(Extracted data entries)
----
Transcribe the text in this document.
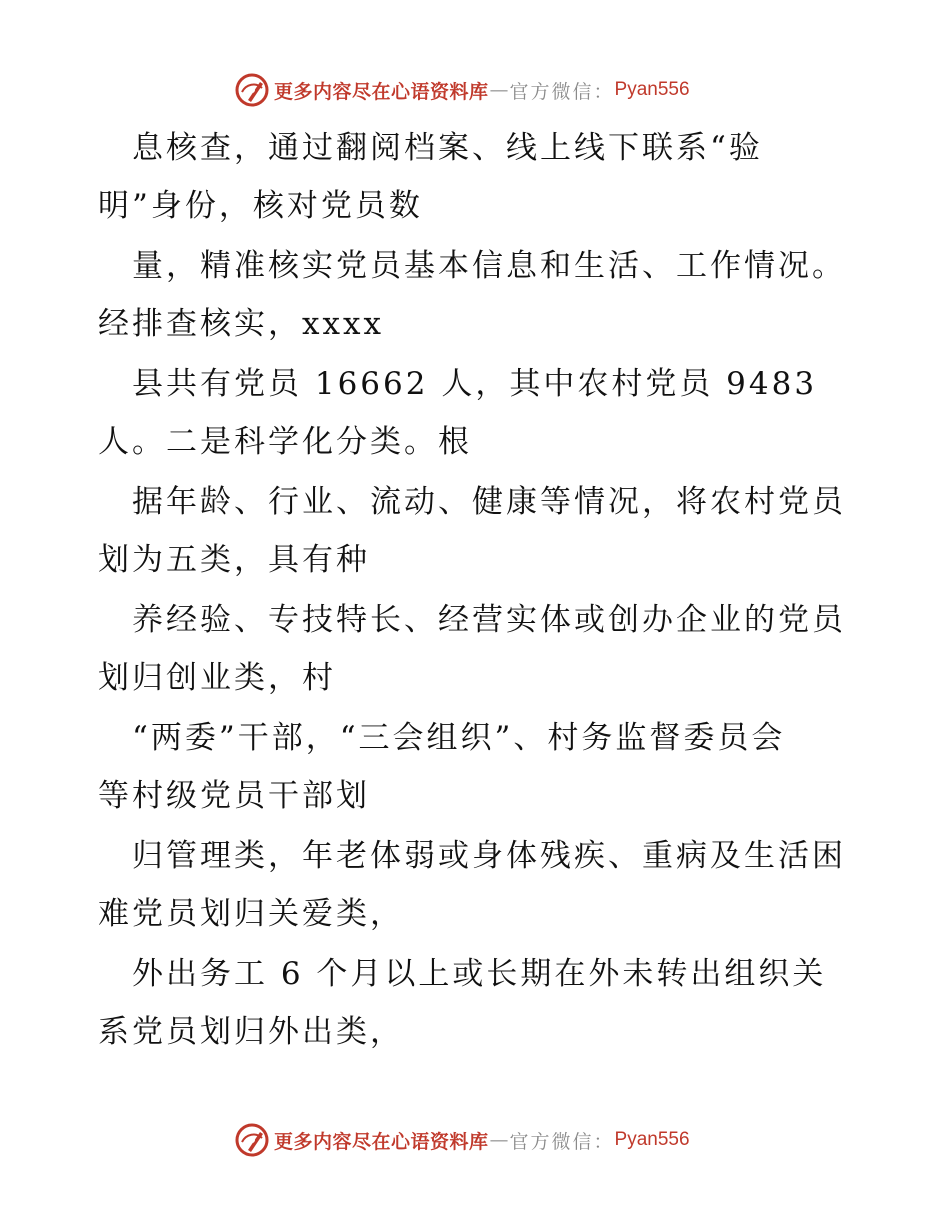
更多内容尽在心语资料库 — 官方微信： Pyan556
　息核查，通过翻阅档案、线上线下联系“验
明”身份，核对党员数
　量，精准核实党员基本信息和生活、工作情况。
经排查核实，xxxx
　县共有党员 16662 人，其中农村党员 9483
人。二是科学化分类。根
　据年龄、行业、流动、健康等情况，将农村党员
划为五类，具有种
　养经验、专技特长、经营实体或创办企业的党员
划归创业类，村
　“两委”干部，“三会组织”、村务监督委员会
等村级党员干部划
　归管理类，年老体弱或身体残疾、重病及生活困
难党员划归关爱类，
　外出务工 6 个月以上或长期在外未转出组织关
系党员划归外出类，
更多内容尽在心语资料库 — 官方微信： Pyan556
----
# To do
Repeat verbatim all the material, but not the pictures.

# Complete answer
Transcribe the text in this document.
更多内容尽在心语资料库 — 官方微信： Pyan556
　息核查，通过翻阅档案、线上线下联系“验
明”身份，核对党员数
　量，精准核实党员基本信息和生活、工作情况。
经排查核实，xxxx
　县共有党员 16662 人，其中农村党员 9483
人。二是科学化分类。根
　据年龄、行业、流动、健康等情况，将农村党员
划为五类，具有种
　养经验、专技特长、经营实体或创办企业的党员
划归创业类，村
　“两委”干部，“三会组织”、村务监督委员会
等村级党员干部划
　归管理类，年老体弱或身体残疾、重病及生活困
难党员划归关爱类，
　外出务工 6 个月以上或长期在外未转出组织关
系党员划归外出类，
更多内容尽在心语资料库 — 官方微信： Pyan556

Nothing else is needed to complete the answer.